(Stored items)
● ● ● ●

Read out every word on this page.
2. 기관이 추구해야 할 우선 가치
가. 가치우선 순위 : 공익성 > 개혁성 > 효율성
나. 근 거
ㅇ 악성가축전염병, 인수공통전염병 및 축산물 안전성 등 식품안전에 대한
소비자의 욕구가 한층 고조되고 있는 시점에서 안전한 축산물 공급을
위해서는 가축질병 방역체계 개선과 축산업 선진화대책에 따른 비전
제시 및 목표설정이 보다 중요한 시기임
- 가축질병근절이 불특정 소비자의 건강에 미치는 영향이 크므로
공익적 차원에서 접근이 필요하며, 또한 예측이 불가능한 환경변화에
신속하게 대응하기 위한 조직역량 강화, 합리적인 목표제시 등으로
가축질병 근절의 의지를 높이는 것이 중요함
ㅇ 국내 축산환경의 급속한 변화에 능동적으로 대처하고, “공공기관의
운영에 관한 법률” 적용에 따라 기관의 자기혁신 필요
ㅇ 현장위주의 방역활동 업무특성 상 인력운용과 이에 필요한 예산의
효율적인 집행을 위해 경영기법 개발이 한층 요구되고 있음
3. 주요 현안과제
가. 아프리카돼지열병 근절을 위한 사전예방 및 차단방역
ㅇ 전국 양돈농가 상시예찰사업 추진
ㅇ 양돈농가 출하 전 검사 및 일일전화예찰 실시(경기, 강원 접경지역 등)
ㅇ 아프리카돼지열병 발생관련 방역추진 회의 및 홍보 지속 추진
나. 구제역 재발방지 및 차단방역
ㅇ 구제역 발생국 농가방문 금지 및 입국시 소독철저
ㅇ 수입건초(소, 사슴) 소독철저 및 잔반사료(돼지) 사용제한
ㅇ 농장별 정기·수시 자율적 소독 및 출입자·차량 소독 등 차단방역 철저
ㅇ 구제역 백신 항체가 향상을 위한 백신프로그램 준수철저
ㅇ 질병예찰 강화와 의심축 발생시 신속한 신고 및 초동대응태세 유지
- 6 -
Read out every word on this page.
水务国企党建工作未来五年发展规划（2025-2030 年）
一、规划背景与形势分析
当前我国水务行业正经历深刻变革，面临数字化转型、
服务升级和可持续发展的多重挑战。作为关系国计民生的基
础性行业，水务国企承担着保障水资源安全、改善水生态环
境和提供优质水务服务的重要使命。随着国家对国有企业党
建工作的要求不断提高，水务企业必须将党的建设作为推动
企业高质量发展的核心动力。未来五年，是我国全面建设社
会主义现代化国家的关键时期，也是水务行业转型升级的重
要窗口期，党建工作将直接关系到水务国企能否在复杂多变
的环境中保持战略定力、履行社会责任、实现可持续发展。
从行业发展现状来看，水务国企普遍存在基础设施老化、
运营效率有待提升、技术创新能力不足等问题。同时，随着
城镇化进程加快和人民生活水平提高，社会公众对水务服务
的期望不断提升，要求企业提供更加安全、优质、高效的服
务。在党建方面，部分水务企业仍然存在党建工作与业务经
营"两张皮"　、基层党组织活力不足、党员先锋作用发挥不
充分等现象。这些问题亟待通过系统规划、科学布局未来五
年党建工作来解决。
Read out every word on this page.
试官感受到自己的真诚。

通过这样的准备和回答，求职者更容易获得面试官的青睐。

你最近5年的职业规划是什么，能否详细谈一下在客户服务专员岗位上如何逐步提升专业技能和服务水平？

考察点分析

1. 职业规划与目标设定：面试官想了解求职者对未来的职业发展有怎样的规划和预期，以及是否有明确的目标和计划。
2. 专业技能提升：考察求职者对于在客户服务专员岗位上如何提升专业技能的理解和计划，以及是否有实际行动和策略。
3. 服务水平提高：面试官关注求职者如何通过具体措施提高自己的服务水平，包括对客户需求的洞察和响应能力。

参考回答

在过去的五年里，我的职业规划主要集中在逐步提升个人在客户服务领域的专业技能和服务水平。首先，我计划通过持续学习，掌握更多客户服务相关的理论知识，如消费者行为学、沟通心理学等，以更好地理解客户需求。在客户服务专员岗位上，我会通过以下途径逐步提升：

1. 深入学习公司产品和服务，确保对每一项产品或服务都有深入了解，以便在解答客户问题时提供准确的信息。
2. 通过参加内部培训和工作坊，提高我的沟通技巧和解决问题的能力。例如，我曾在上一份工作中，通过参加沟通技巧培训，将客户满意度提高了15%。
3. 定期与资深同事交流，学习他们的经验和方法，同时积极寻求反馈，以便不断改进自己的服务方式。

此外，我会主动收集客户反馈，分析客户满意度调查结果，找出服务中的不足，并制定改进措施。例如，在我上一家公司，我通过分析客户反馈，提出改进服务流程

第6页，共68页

● ● ● ●

In the entries above, find each line with the string "소비자의" and copy it.

소비자의 욕구가 한층 고조되고 있는 시점에서 안전한 축산물 공급을
- 가축질병근절이 불특정 소비자의 건강에 미치는 영향이 크므로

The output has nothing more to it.